STATED TASK:
Pick out each line in these entries that contains the string "Reliability".

PROVIDED ENTRIES:
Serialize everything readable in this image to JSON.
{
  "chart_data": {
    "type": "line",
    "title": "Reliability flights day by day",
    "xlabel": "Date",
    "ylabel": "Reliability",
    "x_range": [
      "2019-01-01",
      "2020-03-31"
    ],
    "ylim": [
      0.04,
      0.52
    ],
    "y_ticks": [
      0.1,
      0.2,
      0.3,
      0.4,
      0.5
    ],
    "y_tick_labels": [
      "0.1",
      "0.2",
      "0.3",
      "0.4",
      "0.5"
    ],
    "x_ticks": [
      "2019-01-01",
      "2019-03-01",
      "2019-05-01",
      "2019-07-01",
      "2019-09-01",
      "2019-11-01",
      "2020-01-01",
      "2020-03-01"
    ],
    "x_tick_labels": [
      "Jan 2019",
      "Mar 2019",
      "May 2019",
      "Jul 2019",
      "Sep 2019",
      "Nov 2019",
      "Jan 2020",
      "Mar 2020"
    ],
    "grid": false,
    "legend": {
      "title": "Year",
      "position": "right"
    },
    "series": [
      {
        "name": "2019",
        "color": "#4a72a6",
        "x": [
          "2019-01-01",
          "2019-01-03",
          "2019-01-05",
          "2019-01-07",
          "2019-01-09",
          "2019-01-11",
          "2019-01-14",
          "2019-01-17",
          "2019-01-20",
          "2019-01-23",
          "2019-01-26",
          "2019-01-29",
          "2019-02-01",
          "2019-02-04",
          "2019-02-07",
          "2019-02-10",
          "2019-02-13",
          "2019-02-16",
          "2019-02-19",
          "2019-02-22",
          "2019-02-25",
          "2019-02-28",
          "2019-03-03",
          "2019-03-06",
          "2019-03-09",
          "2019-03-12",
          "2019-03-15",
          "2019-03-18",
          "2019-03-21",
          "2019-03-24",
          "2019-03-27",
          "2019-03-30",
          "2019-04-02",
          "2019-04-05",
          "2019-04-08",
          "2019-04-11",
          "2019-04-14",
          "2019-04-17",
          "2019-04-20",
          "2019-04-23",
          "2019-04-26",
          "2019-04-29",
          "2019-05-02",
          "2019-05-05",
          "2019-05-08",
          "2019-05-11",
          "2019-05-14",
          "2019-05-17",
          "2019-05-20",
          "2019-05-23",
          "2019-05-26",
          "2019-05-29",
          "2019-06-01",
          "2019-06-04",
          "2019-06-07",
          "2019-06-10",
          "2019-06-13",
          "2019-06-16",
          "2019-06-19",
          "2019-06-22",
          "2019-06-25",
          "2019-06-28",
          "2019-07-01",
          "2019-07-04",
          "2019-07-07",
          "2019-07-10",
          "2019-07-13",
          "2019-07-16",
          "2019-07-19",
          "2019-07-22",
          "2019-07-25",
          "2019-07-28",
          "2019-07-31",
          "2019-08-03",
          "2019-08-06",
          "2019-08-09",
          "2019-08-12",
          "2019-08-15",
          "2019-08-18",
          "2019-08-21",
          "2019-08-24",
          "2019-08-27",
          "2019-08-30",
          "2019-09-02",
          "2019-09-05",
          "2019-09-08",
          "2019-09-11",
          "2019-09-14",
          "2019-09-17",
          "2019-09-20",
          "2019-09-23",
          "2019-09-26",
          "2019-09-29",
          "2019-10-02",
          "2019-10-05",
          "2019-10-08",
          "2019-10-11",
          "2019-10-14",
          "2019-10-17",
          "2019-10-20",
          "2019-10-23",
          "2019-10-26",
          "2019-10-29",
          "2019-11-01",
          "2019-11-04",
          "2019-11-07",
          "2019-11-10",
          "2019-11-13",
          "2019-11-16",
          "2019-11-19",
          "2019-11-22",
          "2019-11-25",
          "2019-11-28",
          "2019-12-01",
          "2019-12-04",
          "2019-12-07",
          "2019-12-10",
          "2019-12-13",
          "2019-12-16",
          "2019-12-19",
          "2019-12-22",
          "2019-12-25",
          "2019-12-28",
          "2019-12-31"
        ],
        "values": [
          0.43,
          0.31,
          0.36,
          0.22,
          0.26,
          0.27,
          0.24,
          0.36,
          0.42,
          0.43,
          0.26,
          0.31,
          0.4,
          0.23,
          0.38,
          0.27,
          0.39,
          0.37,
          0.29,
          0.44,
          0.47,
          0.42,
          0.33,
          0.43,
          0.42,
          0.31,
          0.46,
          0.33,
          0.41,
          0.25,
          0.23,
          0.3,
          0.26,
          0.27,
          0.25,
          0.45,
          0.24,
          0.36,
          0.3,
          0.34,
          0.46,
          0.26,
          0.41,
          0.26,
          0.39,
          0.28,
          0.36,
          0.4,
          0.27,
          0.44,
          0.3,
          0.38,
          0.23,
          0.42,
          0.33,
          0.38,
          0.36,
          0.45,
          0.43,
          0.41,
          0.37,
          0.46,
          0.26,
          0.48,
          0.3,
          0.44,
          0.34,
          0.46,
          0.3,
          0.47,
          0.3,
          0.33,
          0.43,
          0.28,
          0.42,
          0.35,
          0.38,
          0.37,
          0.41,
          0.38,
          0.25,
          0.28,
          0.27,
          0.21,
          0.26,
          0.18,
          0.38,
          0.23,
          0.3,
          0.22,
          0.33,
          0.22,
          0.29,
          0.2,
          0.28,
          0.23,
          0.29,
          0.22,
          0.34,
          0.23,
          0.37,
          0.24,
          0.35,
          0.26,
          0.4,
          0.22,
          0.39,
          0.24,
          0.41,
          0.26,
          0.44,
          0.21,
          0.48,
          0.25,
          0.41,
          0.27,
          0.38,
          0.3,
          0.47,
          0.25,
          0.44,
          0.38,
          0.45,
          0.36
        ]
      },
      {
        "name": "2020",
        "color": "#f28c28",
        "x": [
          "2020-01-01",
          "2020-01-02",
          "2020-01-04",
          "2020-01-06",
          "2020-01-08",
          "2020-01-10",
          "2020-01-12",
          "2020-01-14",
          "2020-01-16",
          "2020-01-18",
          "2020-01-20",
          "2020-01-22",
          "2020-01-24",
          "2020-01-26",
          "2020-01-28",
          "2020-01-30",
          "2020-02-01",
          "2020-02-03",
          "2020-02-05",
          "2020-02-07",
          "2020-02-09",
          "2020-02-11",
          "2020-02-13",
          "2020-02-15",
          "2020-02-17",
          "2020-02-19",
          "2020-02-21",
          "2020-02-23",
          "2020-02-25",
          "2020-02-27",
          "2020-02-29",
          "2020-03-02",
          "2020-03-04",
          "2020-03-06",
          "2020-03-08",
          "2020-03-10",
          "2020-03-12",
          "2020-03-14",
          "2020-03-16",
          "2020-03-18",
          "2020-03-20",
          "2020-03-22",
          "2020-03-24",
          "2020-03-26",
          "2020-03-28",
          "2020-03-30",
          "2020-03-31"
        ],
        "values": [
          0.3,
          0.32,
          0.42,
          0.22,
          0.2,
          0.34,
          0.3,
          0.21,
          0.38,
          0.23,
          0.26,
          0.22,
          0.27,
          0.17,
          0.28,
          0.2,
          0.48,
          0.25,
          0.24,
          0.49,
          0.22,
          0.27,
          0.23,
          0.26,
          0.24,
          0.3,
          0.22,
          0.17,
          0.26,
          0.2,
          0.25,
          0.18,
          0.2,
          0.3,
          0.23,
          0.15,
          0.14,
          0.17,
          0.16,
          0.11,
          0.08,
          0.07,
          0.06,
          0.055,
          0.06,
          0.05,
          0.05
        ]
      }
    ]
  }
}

REPLY:
    "title": "Reliability flights day by day",
    "ylabel": "Reliability",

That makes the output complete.